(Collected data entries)
%%

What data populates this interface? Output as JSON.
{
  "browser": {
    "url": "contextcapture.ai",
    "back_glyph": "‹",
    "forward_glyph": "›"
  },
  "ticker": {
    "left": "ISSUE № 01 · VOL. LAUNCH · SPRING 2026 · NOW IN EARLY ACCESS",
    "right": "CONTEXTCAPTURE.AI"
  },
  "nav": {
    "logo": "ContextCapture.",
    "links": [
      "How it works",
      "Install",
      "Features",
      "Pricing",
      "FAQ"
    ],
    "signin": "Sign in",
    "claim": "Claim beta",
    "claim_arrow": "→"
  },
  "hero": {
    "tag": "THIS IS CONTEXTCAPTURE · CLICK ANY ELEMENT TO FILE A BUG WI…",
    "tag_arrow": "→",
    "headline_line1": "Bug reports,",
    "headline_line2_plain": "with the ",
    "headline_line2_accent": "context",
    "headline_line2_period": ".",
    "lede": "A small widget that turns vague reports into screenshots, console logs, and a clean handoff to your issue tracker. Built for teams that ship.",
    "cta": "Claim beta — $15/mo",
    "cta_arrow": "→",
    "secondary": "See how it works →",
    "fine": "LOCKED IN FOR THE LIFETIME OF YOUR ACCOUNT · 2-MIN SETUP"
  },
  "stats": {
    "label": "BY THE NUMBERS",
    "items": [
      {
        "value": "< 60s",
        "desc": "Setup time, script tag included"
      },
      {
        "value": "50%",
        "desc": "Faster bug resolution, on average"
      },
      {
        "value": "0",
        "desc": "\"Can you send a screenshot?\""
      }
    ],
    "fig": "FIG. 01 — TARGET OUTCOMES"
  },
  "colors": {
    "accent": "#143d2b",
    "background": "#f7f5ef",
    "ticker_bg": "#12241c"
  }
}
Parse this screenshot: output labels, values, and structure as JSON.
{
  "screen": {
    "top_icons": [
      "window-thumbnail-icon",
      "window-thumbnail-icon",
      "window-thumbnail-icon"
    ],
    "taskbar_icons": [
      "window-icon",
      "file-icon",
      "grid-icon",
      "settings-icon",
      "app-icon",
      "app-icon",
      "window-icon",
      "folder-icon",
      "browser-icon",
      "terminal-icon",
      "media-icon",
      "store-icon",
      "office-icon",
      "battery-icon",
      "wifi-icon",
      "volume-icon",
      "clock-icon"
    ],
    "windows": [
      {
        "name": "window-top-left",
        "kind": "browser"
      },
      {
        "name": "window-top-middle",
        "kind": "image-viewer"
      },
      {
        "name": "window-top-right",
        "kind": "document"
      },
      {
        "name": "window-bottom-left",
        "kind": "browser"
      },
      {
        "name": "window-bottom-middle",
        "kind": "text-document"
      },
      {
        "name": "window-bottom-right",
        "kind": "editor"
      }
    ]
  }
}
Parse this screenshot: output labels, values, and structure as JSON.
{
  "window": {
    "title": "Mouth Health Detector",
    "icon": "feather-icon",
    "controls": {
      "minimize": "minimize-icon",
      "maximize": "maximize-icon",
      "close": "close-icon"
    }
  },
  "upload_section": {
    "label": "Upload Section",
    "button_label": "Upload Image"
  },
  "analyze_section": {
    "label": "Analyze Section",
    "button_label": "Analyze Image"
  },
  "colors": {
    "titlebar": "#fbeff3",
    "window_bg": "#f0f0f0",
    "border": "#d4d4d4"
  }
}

%%

Written task → Reproduce the data in full, exactly as presented.

Answer for this exercise →
What data populates this interface? Output as JSON.
{
  "browser": {
    "url": "contextcapture.ai",
    "back_glyph": "‹",
    "forward_glyph": "›"
  },
  "ticker": {
    "left": "ISSUE № 01 · VOL. LAUNCH · SPRING 2026 · NOW IN EARLY ACCESS",
    "right": "CONTEXTCAPTURE.AI"
  },
  "nav": {
    "logo": "ContextCapture.",
    "links": [
      "How it works",
      "Install",
      "Features",
      "Pricing",
      "FAQ"
    ],
    "signin": "Sign in",
    "claim": "Claim beta",
    "claim_arrow": "→"
  },
  "hero": {
    "tag": "THIS IS CONTEXTCAPTURE · CLICK ANY ELEMENT TO FILE A BUG WI…",
    "tag_arrow": "→",
    "headline_line1": "Bug reports,",
    "headline_line2_plain": "with the ",
    "headline_line2_accent": "context",
    "headline_line2_period": ".",
    "lede": "A small widget that turns vague reports into screenshots, console logs, and a clean handoff to your issue tracker. Built for teams that ship.",
    "cta": "Claim beta — $15/mo",
    "cta_arrow": "→",
    "secondary": "See how it works →",
    "fine": "LOCKED IN FOR THE LIFETIME OF YOUR ACCOUNT · 2-MIN SETUP"
  },
  "stats": {
    "label": "BY THE NUMBERS",
    "items": [
      {
        "value": "< 60s",
        "desc": "Setup time, script tag included"
      },
      {
        "value": "50%",
        "desc": "Faster bug resolution, on average"
      },
      {
        "value": "0",
        "desc": "\"Can you send a screenshot?\""
      }
    ],
    "fig": "FIG. 01 — TARGET OUTCOMES"
  },
  "colors": {
    "accent": "#143d2b",
    "background": "#f7f5ef",
    "ticker_bg": "#12241c"
  }
}
Parse this screenshot: output labels, values, and structure as JSON.
{
  "screen": {
    "top_icons": [
      "window-thumbnail-icon",
      "window-thumbnail-icon",
      "window-thumbnail-icon"
    ],
    "taskbar_icons": [
      "window-icon",
      "file-icon",
      "grid-icon",
      "settings-icon",
      "app-icon",
      "app-icon",
      "window-icon",
      "folder-icon",
      "browser-icon",
      "terminal-icon",
      "media-icon",
      "store-icon",
      "office-icon",
      "battery-icon",
      "wifi-icon",
      "volume-icon",
      "clock-icon"
    ],
    "windows": [
      {
        "name": "window-top-left",
        "kind": "browser"
      },
      {
        "name": "window-top-middle",
        "kind": "image-viewer"
      },
      {
        "name": "window-top-right",
        "kind": "document"
      },
      {
        "name": "window-bottom-left",
        "kind": "browser"
      },
      {
        "name": "window-bottom-middle",
        "kind": "text-document"
      },
      {
        "name": "window-bottom-right",
        "kind": "editor"
      }
    ]
  }
}
Parse this screenshot: output labels, values, and structure as JSON.
{
  "window": {
    "title": "Mouth Health Detector",
    "icon": "feather-icon",
    "controls": {
      "minimize": "minimize-icon",
      "maximize": "maximize-icon",
      "close": "close-icon"
    }
  },
  "upload_section": {
    "label": "Upload Section",
    "button_label": "Upload Image"
  },
  "analyze_section": {
    "label": "Analyze Section",
    "button_label": "Analyze Image"
  },
  "colors": {
    "titlebar": "#fbeff3",
    "window_bg": "#f0f0f0",
    "border": "#d4d4d4"
  }
}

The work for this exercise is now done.